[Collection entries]
** Begin **
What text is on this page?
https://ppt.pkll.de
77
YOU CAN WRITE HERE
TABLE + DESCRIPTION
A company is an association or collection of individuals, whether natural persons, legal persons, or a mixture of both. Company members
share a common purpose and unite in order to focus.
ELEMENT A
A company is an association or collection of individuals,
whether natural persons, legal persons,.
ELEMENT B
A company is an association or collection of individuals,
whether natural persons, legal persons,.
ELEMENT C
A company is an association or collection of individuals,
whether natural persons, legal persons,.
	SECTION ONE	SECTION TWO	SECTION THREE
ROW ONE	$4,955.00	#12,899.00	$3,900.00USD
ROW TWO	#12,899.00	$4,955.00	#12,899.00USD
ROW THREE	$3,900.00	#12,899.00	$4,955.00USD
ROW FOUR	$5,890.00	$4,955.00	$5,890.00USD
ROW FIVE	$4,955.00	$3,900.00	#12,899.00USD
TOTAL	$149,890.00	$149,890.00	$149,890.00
** End **
*DIRECTIONS*
Transcribe all entries exactly as they are given.

*EXERCISE OUTPUT*
What text is on this page?
https://ppt.pkll.de
77
YOU CAN WRITE HERE
TABLE + DESCRIPTION
A company is an association or collection of individuals, whether natural persons, legal persons, or a mixture of both. Company members
share a common purpose and unite in order to focus.
ELEMENT A
A company is an association or collection of individuals,
whether natural persons, legal persons,.
ELEMENT B
A company is an association or collection of individuals,
whether natural persons, legal persons,.
ELEMENT C
A company is an association or collection of individuals,
whether natural persons, legal persons,.
	SECTION ONE	SECTION TWO	SECTION THREE
ROW ONE	$4,955.00	#12,899.00	$3,900.00USD
ROW TWO	#12,899.00	$4,955.00	#12,899.00USD
ROW THREE	$3,900.00	#12,899.00	$4,955.00USD
ROW FOUR	$5,890.00	$4,955.00	$5,890.00USD
ROW FIVE	$4,955.00	$3,900.00	#12,899.00USD
TOTAL	$149,890.00	$149,890.00	$149,890.00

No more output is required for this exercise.